◆ PROVIDED ENTRIES ◆
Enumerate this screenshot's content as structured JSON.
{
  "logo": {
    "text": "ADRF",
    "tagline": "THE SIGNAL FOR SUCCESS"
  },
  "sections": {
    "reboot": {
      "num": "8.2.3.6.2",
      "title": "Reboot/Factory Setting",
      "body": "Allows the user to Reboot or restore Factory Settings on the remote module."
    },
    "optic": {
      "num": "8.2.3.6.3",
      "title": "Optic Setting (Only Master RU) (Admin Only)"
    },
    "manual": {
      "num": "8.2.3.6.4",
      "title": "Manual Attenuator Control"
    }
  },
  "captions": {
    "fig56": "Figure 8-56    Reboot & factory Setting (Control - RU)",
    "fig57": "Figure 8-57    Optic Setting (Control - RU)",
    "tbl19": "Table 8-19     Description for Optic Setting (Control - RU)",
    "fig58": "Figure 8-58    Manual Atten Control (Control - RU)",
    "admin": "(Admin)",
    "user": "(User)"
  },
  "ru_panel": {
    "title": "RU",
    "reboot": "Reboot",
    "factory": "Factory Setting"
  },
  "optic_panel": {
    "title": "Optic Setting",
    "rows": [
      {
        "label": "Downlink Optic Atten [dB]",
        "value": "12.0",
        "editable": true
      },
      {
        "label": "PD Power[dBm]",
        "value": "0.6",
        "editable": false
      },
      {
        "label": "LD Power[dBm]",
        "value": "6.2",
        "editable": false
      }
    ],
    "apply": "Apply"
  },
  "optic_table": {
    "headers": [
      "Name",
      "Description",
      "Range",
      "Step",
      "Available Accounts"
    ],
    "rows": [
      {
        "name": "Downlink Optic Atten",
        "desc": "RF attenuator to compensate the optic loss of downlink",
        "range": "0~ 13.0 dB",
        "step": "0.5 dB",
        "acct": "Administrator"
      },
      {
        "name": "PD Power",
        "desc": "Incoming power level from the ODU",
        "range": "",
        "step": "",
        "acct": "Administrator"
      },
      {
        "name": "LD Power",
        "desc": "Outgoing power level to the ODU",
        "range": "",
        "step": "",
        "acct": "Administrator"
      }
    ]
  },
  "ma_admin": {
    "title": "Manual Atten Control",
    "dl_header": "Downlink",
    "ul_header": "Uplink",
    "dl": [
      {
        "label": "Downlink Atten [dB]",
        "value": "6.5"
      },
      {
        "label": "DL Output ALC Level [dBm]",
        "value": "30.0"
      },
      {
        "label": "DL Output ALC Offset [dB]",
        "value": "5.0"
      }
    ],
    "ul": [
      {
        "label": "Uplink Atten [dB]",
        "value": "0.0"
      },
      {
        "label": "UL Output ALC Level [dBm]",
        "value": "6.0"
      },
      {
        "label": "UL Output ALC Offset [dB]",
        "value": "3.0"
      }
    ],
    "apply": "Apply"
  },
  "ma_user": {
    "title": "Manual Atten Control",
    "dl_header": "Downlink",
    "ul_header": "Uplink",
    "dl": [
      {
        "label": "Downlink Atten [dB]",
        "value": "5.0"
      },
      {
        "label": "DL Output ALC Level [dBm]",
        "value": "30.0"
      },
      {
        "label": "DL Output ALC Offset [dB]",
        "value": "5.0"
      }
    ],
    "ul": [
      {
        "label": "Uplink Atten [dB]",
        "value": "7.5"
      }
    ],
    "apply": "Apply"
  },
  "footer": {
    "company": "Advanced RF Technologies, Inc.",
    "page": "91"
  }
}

◆ DO THIS ◆
Tally every line of the listing that holds the string "Description", then give the number by itself.

◆ RESPONSE ◆
2